PROBLEM TO SOLVE: Copy out all the entries exactly.
--- Begin EXTRACTED RECORDS ---
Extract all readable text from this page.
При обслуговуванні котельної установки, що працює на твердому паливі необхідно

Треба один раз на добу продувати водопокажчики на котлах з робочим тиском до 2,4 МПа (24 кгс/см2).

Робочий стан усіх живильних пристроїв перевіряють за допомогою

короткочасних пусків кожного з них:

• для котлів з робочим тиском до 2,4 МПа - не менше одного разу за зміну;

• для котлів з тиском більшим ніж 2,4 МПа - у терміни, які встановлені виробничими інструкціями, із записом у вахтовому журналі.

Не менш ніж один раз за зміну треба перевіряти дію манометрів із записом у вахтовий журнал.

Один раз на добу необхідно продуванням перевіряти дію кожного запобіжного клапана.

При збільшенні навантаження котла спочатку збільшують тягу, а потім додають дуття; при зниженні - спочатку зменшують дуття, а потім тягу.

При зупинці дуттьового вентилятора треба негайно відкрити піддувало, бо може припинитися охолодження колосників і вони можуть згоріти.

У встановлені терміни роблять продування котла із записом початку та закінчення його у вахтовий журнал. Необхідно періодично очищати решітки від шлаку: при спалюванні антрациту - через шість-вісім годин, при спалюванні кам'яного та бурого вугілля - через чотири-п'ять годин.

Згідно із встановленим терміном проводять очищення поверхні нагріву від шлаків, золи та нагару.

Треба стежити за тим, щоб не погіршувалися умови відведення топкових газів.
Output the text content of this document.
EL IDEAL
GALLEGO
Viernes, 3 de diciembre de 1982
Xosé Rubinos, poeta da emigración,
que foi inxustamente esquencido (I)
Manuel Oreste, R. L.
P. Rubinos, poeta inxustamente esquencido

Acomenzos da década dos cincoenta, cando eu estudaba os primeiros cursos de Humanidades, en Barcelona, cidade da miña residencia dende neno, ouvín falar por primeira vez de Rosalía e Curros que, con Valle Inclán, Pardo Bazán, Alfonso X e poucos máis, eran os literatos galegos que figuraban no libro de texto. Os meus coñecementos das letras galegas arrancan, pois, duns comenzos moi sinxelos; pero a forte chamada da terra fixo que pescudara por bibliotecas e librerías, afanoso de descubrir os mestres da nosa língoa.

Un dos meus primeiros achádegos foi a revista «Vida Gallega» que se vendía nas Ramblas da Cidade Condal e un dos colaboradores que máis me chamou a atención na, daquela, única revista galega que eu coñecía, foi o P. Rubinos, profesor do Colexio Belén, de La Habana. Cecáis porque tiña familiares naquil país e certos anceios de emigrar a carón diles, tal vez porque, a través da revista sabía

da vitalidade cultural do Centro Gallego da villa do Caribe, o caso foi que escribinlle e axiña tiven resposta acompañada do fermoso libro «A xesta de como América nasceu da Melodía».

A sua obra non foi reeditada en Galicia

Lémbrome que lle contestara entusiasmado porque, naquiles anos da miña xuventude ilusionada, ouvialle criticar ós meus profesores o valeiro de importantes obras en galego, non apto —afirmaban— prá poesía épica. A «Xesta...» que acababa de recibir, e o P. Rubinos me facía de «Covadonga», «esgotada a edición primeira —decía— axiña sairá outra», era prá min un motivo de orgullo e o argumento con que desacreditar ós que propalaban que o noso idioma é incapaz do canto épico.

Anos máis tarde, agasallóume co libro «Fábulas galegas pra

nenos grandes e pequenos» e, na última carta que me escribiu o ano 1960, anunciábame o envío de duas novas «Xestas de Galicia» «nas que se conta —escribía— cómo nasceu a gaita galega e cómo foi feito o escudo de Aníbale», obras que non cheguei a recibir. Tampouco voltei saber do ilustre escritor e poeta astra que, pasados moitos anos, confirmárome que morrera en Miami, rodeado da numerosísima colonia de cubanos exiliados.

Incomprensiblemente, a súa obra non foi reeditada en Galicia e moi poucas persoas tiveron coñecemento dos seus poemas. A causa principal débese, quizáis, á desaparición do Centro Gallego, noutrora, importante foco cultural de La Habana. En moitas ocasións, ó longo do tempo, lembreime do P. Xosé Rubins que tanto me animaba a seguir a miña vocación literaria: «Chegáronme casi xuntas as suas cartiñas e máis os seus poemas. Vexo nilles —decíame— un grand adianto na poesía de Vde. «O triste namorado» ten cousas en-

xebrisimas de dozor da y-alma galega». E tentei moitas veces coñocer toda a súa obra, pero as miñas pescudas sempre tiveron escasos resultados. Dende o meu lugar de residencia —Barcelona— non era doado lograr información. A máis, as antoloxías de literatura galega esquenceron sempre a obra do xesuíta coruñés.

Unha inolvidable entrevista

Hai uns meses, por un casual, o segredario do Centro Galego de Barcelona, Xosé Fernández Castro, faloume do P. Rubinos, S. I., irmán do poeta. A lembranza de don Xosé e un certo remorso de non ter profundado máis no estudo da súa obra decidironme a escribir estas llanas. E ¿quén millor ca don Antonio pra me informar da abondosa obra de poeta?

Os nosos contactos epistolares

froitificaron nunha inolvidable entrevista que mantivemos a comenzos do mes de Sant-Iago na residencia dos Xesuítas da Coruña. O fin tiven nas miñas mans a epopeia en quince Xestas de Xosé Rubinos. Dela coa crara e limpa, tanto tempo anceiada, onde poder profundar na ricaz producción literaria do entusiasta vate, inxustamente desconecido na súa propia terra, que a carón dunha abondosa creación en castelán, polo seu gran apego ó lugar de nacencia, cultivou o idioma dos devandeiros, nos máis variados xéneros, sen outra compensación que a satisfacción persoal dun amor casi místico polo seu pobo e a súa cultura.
--- End EXTRACTED RECORDS ---
CORRECT RESPONSE:
Extract all readable text from this page.
При обслуговуванні котельної установки, що працює на твердому паливі необхідно

Треба один раз на добу продувати водопокажчики на котлах з робочим тиском до 2,4 МПа (24 кгс/см2).

Робочий стан усіх живильних пристроїв перевіряють за допомогою

короткочасних пусків кожного з них:

• для котлів з робочим тиском до 2,4 МПа - не менше одного разу за зміну;

• для котлів з тиском більшим ніж 2,4 МПа - у терміни, які встановлені виробничими інструкціями, із записом у вахтовому журналі.

Не менш ніж один раз за зміну треба перевіряти дію манометрів із записом у вахтовий журнал.

Один раз на добу необхідно продуванням перевіряти дію кожного запобіжного клапана.

При збільшенні навантаження котла спочатку збільшують тягу, а потім додають дуття; при зниженні - спочатку зменшують дуття, а потім тягу.

При зупинці дуттьового вентилятора треба негайно відкрити піддувало, бо може припинитися охолодження колосників і вони можуть згоріти.

У встановлені терміни роблять продування котла із записом початку та закінчення його у вахтовий журнал. Необхідно періодично очищати решітки від шлаку: при спалюванні антрациту - через шість-вісім годин, при спалюванні кам'яного та бурого вугілля - через чотири-п'ять годин.

Згідно із встановленим терміном проводять очищення поверхні нагріву від шлаків, золи та нагару.

Треба стежити за тим, щоб не погіршувалися умови відведення топкових газів.
Output the text content of this document.
EL IDEAL
GALLEGO
Viernes, 3 de diciembre de 1982
Xosé Rubinos, poeta da emigración,
que foi inxustamente esquencido (I)
Manuel Oreste, R. L.
P. Rubinos, poeta inxustamente esquencido

Acomenzos da década dos cincoenta, cando eu estudaba os primeiros cursos de Humanidades, en Barcelona, cidade da miña residencia dende neno, ouvín falar por primeira vez de Rosalía e Curros que, con Valle Inclán, Pardo Bazán, Alfonso X e poucos máis, eran os literatos galegos que figuraban no libro de texto. Os meus coñecementos das letras galegas arrancan, pois, duns comenzos moi sinxelos; pero a forte chamada da terra fixo que pescudara por bibliotecas e librerías, afanoso de descubrir os mestres da nosa língoa.

Un dos meus primeiros achádegos foi a revista «Vida Gallega» que se vendía nas Ramblas da Cidade Condal e un dos colaboradores que máis me chamou a atención na, daquela, única revista galega que eu coñecía, foi o P. Rubinos, profesor do Colexio Belén, de La Habana. Cecáis porque tiña familiares naquil país e certos anceios de emigrar a carón diles, tal vez porque, a través da revista sabía

da vitalidade cultural do Centro Gallego da villa do Caribe, o caso foi que escribinlle e axiña tiven resposta acompañada do fermoso libro «A xesta de como América nasceu da Melodía».

A sua obra non foi reeditada en Galicia

Lémbrome que lle contestara entusiasmado porque, naquiles anos da miña xuventude ilusionada, ouvialle criticar ós meus profesores o valeiro de importantes obras en galego, non apto —afirmaban— prá poesía épica. A «Xesta...» que acababa de recibir, e o P. Rubinos me facía de «Covadonga», «esgotada a edición primeira —decía— axiña sairá outra», era prá min un motivo de orgullo e o argumento con que desacreditar ós que propalaban que o noso idioma é incapaz do canto épico.

Anos máis tarde, agasallóume co libro «Fábulas galegas pra

nenos grandes e pequenos» e, na última carta que me escribiu o ano 1960, anunciábame o envío de duas novas «Xestas de Galicia» «nas que se conta —escribía— cómo nasceu a gaita galega e cómo foi feito o escudo de Aníbale», obras que non cheguei a recibir. Tampouco voltei saber do ilustre escritor e poeta astra que, pasados moitos anos, confirmárome que morrera en Miami, rodeado da numerosísima colonia de cubanos exiliados.

Incomprensiblemente, a súa obra non foi reeditada en Galicia e moi poucas persoas tiveron coñecemento dos seus poemas. A causa principal débese, quizáis, á desaparición do Centro Gallego, noutrora, importante foco cultural de La Habana. En moitas ocasións, ó longo do tempo, lembreime do P. Xosé Rubins que tanto me animaba a seguir a miña vocación literaria: «Chegáronme casi xuntas as suas cartiñas e máis os seus poemas. Vexo nilles —decíame— un grand adianto na poesía de Vde. «O triste namorado» ten cousas en-

xebrisimas de dozor da y-alma galega». E tentei moitas veces coñocer toda a súa obra, pero as miñas pescudas sempre tiveron escasos resultados. Dende o meu lugar de residencia —Barcelona— non era doado lograr información. A máis, as antoloxías de literatura galega esquenceron sempre a obra do xesuíta coruñés.

Unha inolvidable entrevista

Hai uns meses, por un casual, o segredario do Centro Galego de Barcelona, Xosé Fernández Castro, faloume do P. Rubinos, S. I., irmán do poeta. A lembranza de don Xosé e un certo remorso de non ter profundado máis no estudo da súa obra decidironme a escribir estas llanas. E ¿quén millor ca don Antonio pra me informar da abondosa obra de poeta?

Os nosos contactos epistolares

froitificaron nunha inolvidable entrevista que mantivemos a comenzos do mes de Sant-Iago na residencia dos Xesuítas da Coruña. O fin tiven nas miñas mans a epopeia en quince Xestas de Xosé Rubinos. Dela coa crara e limpa, tanto tempo anceiada, onde poder profundar na ricaz producción literaria do entusiasta vate, inxustamente desconecido na súa propia terra, que a carón dunha abondosa creación en castelán, polo seu gran apego ó lugar de nacencia, cultivou o idioma dos devandeiros, nos máis variados xéneros, sen outra compensación que a satisfacción persoal dun amor casi místico polo seu pobo e a súa cultura.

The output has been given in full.